**REQUIRED TASK:** Write out all of the data without omission, exactly as shown.

**SOURCE RECORDS:**
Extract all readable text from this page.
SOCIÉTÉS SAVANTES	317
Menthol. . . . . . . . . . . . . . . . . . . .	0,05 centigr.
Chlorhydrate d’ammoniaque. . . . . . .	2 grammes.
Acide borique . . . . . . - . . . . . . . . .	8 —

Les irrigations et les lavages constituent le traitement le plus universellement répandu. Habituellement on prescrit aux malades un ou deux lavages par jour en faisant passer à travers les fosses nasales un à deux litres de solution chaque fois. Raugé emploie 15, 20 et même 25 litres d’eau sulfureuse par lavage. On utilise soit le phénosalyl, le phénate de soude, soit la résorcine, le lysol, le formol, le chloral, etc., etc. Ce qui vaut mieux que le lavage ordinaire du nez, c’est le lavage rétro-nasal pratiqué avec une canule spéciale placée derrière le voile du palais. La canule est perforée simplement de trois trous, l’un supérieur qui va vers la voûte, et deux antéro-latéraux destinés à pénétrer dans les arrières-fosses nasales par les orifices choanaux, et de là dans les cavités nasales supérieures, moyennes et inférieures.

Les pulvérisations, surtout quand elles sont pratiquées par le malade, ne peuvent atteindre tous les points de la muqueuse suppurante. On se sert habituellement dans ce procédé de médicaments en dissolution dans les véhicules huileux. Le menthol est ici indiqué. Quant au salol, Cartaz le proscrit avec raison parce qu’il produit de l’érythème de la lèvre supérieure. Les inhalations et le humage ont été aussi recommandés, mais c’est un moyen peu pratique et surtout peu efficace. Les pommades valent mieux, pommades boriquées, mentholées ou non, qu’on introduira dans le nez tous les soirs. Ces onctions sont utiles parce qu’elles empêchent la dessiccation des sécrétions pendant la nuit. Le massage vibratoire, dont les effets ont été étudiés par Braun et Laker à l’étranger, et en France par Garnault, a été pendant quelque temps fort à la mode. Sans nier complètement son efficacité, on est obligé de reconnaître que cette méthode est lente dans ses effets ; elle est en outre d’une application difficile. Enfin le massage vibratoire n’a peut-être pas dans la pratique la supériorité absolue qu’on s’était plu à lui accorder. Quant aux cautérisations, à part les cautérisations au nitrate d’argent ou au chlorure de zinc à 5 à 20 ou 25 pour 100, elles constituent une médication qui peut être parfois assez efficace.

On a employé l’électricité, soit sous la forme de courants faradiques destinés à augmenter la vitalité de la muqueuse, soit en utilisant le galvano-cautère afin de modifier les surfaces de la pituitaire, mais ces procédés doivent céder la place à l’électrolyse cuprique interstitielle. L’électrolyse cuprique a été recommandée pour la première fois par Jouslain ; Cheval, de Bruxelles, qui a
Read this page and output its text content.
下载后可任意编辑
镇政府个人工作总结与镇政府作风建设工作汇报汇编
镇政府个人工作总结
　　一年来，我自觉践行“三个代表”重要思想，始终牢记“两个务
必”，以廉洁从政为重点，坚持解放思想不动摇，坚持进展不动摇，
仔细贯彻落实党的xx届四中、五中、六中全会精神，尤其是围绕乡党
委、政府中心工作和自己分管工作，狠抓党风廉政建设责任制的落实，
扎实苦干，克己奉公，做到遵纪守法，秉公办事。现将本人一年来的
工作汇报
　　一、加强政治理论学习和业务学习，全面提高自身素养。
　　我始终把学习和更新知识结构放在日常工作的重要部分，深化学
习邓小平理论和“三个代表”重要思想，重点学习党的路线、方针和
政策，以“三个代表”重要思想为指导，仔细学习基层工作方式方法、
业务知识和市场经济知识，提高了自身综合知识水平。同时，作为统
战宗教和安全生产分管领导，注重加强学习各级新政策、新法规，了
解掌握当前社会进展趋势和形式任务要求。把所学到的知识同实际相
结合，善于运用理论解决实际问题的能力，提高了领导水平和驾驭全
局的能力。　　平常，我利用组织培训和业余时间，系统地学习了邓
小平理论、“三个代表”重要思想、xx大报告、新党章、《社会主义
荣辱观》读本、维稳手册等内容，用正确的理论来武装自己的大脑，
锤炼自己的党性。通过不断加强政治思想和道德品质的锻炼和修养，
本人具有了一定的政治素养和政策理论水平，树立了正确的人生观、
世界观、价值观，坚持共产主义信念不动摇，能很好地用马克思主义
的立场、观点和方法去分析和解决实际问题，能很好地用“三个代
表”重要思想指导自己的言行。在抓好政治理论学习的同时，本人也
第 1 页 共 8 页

**EXERCISE SOLUTION:**
Extract all readable text from this page.
SOCIÉTÉS SAVANTES	317
Menthol. . . . . . . . . . . . . . . . . . . .	0,05 centigr.
Chlorhydrate d’ammoniaque. . . . . . .	2 grammes.
Acide borique . . . . . . - . . . . . . . . .	8 —

Les irrigations et les lavages constituent le traitement le plus universellement répandu. Habituellement on prescrit aux malades un ou deux lavages par jour en faisant passer à travers les fosses nasales un à deux litres de solution chaque fois. Raugé emploie 15, 20 et même 25 litres d’eau sulfureuse par lavage. On utilise soit le phénosalyl, le phénate de soude, soit la résorcine, le lysol, le formol, le chloral, etc., etc. Ce qui vaut mieux que le lavage ordinaire du nez, c’est le lavage rétro-nasal pratiqué avec une canule spéciale placée derrière le voile du palais. La canule est perforée simplement de trois trous, l’un supérieur qui va vers la voûte, et deux antéro-latéraux destinés à pénétrer dans les arrières-fosses nasales par les orifices choanaux, et de là dans les cavités nasales supérieures, moyennes et inférieures.

Les pulvérisations, surtout quand elles sont pratiquées par le malade, ne peuvent atteindre tous les points de la muqueuse suppurante. On se sert habituellement dans ce procédé de médicaments en dissolution dans les véhicules huileux. Le menthol est ici indiqué. Quant au salol, Cartaz le proscrit avec raison parce qu’il produit de l’érythème de la lèvre supérieure. Les inhalations et le humage ont été aussi recommandés, mais c’est un moyen peu pratique et surtout peu efficace. Les pommades valent mieux, pommades boriquées, mentholées ou non, qu’on introduira dans le nez tous les soirs. Ces onctions sont utiles parce qu’elles empêchent la dessiccation des sécrétions pendant la nuit. Le massage vibratoire, dont les effets ont été étudiés par Braun et Laker à l’étranger, et en France par Garnault, a été pendant quelque temps fort à la mode. Sans nier complètement son efficacité, on est obligé de reconnaître que cette méthode est lente dans ses effets ; elle est en outre d’une application difficile. Enfin le massage vibratoire n’a peut-être pas dans la pratique la supériorité absolue qu’on s’était plu à lui accorder. Quant aux cautérisations, à part les cautérisations au nitrate d’argent ou au chlorure de zinc à 5 à 20 ou 25 pour 100, elles constituent une médication qui peut être parfois assez efficace.

On a employé l’électricité, soit sous la forme de courants faradiques destinés à augmenter la vitalité de la muqueuse, soit en utilisant le galvano-cautère afin de modifier les surfaces de la pituitaire, mais ces procédés doivent céder la place à l’électrolyse cuprique interstitielle. L’électrolyse cuprique a été recommandée pour la première fois par Jouslain ; Cheval, de Bruxelles, qui a
Read this page and output its text content.
下载后可任意编辑
镇政府个人工作总结与镇政府作风建设工作汇报汇编
镇政府个人工作总结
　　一年来，我自觉践行“三个代表”重要思想，始终牢记“两个务
必”，以廉洁从政为重点，坚持解放思想不动摇，坚持进展不动摇，
仔细贯彻落实党的xx届四中、五中、六中全会精神，尤其是围绕乡党
委、政府中心工作和自己分管工作，狠抓党风廉政建设责任制的落实，
扎实苦干，克己奉公，做到遵纪守法，秉公办事。现将本人一年来的
工作汇报
　　一、加强政治理论学习和业务学习，全面提高自身素养。
　　我始终把学习和更新知识结构放在日常工作的重要部分，深化学
习邓小平理论和“三个代表”重要思想，重点学习党的路线、方针和
政策，以“三个代表”重要思想为指导，仔细学习基层工作方式方法、
业务知识和市场经济知识，提高了自身综合知识水平。同时，作为统
战宗教和安全生产分管领导，注重加强学习各级新政策、新法规，了
解掌握当前社会进展趋势和形式任务要求。把所学到的知识同实际相
结合，善于运用理论解决实际问题的能力，提高了领导水平和驾驭全
局的能力。　　平常，我利用组织培训和业余时间，系统地学习了邓
小平理论、“三个代表”重要思想、xx大报告、新党章、《社会主义
荣辱观》读本、维稳手册等内容，用正确的理论来武装自己的大脑，
锤炼自己的党性。通过不断加强政治思想和道德品质的锻炼和修养，
本人具有了一定的政治素养和政策理论水平，树立了正确的人生观、
世界观、价值观，坚持共产主义信念不动摇，能很好地用马克思主义
的立场、观点和方法去分析和解决实际问题，能很好地用“三个代
表”重要思想指导自己的言行。在抓好政治理论学习的同时，本人也
第 1 页 共 8 页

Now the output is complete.